**Record extracts**
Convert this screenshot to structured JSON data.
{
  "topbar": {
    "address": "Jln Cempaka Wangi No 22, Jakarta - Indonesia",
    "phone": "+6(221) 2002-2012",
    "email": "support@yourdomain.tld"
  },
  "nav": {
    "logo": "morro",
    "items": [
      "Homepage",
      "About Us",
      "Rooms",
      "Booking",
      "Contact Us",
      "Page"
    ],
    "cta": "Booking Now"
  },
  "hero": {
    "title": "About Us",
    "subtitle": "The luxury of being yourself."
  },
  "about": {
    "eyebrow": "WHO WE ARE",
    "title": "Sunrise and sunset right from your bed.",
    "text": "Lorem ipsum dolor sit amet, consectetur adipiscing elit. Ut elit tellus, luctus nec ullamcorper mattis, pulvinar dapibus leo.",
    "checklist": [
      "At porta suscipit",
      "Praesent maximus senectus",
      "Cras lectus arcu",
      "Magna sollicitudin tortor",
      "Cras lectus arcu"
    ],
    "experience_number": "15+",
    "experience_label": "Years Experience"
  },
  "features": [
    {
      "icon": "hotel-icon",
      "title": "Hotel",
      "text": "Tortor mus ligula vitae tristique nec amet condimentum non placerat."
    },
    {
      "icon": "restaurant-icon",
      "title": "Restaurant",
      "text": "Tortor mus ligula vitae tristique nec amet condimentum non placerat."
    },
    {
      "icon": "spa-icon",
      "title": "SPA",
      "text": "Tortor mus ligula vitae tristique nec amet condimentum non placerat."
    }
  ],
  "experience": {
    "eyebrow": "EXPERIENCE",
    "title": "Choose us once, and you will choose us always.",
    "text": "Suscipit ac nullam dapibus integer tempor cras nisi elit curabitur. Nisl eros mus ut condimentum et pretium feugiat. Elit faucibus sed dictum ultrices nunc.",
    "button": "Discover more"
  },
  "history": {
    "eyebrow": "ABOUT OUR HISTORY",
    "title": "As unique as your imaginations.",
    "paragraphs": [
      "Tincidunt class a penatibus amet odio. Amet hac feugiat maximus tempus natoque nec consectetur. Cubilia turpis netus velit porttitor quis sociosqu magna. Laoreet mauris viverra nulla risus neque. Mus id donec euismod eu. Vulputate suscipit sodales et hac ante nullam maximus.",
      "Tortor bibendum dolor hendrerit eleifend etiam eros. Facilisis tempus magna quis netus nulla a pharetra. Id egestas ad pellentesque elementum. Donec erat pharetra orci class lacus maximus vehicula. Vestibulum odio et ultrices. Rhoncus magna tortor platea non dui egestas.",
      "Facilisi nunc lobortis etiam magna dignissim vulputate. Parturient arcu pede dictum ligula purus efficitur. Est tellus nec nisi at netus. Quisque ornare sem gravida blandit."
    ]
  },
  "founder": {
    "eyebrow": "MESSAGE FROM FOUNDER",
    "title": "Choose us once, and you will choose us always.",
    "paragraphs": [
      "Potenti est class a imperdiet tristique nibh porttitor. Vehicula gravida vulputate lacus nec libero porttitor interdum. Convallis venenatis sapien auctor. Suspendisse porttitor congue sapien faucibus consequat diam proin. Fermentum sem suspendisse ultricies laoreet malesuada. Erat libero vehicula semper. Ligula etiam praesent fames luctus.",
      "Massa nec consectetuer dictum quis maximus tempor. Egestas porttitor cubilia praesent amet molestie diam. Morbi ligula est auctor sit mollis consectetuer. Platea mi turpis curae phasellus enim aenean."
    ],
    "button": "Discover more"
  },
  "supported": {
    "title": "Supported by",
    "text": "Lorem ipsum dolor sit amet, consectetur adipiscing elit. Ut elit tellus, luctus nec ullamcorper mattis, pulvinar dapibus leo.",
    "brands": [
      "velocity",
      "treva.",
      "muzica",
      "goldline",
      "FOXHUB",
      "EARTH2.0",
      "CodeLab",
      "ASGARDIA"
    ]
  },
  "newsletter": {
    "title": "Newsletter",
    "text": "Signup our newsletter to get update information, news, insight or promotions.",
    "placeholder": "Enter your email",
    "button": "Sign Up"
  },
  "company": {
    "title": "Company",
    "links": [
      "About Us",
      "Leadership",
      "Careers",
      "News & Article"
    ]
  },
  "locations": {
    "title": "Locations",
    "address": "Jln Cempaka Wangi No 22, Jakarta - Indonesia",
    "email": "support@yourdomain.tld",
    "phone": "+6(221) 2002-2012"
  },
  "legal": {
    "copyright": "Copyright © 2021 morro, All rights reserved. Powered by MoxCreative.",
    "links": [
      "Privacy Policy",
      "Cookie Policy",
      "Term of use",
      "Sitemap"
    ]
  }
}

**Set task**
Pull out each line of the listing that holds the string "phone".

**Solution to the problem**
    "phone": "+6(221) 2002-2012",
    "phone": "+6(221) 2002-2012"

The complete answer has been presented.